### DATA EXTRACT
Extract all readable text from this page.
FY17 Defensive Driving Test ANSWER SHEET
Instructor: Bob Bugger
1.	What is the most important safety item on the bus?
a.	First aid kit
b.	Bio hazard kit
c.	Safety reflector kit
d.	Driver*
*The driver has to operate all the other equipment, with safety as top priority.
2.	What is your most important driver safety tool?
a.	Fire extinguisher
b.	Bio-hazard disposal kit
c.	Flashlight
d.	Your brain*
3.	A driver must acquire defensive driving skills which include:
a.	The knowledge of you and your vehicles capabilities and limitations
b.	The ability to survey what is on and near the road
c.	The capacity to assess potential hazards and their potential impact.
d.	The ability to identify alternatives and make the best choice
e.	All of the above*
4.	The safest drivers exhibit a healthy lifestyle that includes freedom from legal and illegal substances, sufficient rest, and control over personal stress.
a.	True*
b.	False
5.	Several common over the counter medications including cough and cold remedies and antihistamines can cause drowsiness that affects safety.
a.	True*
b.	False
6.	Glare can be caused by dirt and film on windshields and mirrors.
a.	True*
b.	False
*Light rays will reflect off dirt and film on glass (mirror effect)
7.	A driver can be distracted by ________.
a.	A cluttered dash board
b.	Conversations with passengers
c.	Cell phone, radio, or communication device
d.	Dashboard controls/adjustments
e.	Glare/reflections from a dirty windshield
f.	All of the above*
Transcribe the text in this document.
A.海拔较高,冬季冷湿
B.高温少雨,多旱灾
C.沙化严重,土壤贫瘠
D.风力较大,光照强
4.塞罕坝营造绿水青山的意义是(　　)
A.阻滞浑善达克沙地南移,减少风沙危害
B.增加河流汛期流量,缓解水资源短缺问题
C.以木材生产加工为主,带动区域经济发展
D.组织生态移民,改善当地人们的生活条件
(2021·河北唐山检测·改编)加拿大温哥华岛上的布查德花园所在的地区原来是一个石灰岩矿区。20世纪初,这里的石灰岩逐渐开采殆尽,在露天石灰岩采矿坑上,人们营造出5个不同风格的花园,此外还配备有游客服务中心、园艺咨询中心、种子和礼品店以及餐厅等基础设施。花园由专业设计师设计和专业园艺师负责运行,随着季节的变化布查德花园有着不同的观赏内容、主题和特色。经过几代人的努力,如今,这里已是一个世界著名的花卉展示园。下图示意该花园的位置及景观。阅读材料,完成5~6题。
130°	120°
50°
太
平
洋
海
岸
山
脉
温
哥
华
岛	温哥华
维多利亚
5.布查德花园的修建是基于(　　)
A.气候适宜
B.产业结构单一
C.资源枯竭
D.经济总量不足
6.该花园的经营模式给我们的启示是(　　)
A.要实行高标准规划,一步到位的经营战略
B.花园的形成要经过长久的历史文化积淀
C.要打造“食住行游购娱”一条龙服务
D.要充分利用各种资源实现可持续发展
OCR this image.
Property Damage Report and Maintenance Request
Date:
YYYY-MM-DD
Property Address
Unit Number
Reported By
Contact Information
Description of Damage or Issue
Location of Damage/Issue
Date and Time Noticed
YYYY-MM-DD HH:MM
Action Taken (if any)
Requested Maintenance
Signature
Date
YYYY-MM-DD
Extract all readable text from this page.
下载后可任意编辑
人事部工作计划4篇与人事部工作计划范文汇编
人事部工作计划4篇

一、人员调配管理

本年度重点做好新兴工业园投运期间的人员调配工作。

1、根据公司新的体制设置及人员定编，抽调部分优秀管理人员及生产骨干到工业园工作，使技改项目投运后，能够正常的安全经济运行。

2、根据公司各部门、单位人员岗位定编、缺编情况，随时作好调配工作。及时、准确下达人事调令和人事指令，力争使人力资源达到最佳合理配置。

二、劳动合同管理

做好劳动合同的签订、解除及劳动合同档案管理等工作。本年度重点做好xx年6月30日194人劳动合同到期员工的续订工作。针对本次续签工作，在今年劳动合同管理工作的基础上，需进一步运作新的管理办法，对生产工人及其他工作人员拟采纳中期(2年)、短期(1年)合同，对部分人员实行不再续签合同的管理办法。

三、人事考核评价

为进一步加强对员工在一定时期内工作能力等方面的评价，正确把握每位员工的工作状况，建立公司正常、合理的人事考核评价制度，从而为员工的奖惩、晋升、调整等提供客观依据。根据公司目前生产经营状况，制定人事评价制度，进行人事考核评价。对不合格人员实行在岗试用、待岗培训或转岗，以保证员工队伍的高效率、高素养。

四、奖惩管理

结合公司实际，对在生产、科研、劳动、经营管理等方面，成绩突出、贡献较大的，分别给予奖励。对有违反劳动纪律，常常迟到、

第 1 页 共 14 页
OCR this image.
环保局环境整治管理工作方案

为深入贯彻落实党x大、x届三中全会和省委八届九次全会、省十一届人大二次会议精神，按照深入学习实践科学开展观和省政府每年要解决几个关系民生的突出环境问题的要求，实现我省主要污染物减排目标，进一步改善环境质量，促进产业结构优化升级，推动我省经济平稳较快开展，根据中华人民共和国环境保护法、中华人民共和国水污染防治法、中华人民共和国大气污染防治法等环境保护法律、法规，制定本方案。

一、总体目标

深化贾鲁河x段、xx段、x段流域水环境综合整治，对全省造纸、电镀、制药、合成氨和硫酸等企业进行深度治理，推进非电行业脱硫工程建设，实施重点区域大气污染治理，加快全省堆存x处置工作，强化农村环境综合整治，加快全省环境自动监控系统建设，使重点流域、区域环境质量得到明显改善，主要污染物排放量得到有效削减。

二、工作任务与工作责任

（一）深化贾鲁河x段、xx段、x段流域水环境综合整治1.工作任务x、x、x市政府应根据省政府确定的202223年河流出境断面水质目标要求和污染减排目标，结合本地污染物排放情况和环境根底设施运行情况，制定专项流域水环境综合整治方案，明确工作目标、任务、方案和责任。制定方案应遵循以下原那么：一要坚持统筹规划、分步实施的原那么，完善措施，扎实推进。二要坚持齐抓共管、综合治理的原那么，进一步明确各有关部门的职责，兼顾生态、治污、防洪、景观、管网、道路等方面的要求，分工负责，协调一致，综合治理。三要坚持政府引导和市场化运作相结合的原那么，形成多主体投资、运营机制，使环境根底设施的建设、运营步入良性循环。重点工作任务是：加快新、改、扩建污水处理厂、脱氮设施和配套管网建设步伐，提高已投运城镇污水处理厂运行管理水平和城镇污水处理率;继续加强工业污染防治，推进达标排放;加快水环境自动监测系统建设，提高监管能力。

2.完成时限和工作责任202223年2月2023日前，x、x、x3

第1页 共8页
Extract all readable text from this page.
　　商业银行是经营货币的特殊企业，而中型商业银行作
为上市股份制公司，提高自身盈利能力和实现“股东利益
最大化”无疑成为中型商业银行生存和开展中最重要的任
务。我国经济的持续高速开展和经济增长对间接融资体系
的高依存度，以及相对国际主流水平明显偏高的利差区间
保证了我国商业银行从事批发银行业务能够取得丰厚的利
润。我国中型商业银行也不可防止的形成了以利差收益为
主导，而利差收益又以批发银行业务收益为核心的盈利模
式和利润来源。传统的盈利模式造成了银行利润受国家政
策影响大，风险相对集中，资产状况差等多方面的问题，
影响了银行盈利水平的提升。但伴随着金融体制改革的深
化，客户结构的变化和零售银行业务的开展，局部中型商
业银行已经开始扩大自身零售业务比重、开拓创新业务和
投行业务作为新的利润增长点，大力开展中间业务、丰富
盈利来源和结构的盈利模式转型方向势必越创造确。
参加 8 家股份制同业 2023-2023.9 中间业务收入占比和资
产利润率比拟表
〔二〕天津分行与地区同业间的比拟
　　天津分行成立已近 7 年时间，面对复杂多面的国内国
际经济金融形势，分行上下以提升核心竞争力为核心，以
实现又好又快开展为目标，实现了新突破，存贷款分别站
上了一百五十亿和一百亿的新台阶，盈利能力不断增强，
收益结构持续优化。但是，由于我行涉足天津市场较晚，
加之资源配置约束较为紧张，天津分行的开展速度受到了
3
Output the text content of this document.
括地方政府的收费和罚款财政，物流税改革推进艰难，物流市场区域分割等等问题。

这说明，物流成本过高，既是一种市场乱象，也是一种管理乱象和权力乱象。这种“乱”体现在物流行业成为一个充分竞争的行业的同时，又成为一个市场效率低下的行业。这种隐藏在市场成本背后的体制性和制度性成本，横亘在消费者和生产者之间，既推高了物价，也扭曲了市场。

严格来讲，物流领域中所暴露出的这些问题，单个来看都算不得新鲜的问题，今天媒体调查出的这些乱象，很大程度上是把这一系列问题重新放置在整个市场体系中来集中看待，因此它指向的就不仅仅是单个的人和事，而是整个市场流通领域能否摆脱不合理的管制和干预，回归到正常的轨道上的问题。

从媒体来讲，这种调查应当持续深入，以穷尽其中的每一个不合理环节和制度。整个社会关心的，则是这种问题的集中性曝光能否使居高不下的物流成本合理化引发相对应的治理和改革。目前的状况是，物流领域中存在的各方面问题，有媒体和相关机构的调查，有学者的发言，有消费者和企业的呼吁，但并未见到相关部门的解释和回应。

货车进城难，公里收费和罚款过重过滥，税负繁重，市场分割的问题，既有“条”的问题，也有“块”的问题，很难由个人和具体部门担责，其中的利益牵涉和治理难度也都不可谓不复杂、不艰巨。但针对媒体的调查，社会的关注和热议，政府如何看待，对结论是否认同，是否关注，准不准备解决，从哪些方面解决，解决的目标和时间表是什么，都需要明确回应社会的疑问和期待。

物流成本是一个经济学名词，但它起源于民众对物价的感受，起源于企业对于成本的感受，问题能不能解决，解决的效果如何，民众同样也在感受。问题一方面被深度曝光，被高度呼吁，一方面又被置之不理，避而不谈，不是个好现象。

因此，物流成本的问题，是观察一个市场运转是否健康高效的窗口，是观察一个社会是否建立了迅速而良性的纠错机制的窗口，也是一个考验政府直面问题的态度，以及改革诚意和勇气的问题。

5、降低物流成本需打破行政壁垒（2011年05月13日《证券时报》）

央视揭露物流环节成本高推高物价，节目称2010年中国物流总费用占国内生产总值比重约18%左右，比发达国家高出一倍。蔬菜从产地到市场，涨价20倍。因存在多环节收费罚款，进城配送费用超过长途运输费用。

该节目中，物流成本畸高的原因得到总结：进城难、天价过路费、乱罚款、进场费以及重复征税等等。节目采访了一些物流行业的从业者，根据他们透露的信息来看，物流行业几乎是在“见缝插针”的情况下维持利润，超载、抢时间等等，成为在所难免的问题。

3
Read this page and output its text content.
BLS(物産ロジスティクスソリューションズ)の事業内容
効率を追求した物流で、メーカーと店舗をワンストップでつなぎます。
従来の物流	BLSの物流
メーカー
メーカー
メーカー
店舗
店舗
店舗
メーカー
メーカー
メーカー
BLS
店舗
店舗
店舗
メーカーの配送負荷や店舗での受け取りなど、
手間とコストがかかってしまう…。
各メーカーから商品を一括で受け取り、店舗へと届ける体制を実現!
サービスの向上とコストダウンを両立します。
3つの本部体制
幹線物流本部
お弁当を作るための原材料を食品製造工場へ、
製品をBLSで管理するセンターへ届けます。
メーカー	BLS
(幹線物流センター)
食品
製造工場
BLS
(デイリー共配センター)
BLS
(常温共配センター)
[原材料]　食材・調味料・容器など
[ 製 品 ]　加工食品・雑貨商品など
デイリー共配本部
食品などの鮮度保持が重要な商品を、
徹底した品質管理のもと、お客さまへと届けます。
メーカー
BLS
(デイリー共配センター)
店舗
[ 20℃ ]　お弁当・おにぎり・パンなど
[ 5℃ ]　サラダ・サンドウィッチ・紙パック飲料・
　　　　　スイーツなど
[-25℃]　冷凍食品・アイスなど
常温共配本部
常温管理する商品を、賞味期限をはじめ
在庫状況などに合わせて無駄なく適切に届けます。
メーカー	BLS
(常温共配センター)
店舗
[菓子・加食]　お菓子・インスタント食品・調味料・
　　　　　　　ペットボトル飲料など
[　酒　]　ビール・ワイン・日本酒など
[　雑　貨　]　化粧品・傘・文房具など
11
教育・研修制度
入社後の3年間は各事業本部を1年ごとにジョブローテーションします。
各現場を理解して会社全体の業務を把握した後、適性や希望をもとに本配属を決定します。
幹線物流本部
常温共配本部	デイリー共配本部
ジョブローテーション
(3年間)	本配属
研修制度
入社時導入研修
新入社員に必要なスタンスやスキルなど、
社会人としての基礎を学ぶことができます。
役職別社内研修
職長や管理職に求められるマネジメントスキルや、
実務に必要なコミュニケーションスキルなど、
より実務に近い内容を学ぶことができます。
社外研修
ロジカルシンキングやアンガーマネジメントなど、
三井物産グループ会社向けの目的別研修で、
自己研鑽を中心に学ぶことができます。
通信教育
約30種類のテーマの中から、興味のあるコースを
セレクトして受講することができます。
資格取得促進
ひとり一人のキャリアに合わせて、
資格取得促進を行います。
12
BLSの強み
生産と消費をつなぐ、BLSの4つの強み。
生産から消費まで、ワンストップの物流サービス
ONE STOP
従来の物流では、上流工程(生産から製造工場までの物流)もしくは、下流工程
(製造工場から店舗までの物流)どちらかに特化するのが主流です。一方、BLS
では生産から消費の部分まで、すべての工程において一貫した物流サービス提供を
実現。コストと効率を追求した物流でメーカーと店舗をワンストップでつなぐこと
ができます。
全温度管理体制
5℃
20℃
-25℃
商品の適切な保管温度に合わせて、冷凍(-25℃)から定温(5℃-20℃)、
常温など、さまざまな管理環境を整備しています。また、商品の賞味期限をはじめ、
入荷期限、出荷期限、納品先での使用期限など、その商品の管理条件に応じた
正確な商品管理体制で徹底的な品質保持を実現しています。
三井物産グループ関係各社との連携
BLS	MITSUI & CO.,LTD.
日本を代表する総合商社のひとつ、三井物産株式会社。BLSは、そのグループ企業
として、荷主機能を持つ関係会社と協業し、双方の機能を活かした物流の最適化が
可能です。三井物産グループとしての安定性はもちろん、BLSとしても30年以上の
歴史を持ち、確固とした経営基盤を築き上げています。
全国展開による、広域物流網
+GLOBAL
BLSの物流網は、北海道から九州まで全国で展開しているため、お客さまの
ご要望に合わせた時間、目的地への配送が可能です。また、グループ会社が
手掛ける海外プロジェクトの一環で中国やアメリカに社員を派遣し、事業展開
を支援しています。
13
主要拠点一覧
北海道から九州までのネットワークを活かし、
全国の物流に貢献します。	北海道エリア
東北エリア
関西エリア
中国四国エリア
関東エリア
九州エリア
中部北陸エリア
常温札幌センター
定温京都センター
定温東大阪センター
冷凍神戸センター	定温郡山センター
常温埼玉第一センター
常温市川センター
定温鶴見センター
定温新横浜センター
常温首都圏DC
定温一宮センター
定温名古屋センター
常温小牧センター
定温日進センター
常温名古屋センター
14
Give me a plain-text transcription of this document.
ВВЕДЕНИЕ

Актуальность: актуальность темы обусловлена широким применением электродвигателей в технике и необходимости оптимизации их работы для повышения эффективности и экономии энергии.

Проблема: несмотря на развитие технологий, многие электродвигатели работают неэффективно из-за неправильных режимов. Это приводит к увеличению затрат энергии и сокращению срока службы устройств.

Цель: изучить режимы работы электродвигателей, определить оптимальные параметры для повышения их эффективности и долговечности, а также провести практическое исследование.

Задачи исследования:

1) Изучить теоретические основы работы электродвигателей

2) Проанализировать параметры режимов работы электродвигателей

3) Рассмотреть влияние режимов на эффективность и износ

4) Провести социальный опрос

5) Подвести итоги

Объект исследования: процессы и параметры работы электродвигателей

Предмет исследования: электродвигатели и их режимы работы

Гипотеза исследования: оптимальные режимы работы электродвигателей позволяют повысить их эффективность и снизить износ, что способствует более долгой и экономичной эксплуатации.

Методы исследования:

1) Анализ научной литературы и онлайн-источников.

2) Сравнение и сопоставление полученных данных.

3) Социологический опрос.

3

### STATED PROBLEM
Filter the entries down to the lines with the word "режимы" in them.

### THE SOLUTION
Цель: изучить режимы работы электродвигателей, определить оптимальные параметры для повышения их эффективности и долговечности, а также провести практическое исследование.
Предмет исследования: электродвигатели и их режимы работы
Гипотеза исследования: оптимальные режимы работы электродвигателей позволяют повысить их эффективность и снизить износ, что способствует более долгой и экономичной эксплуатации.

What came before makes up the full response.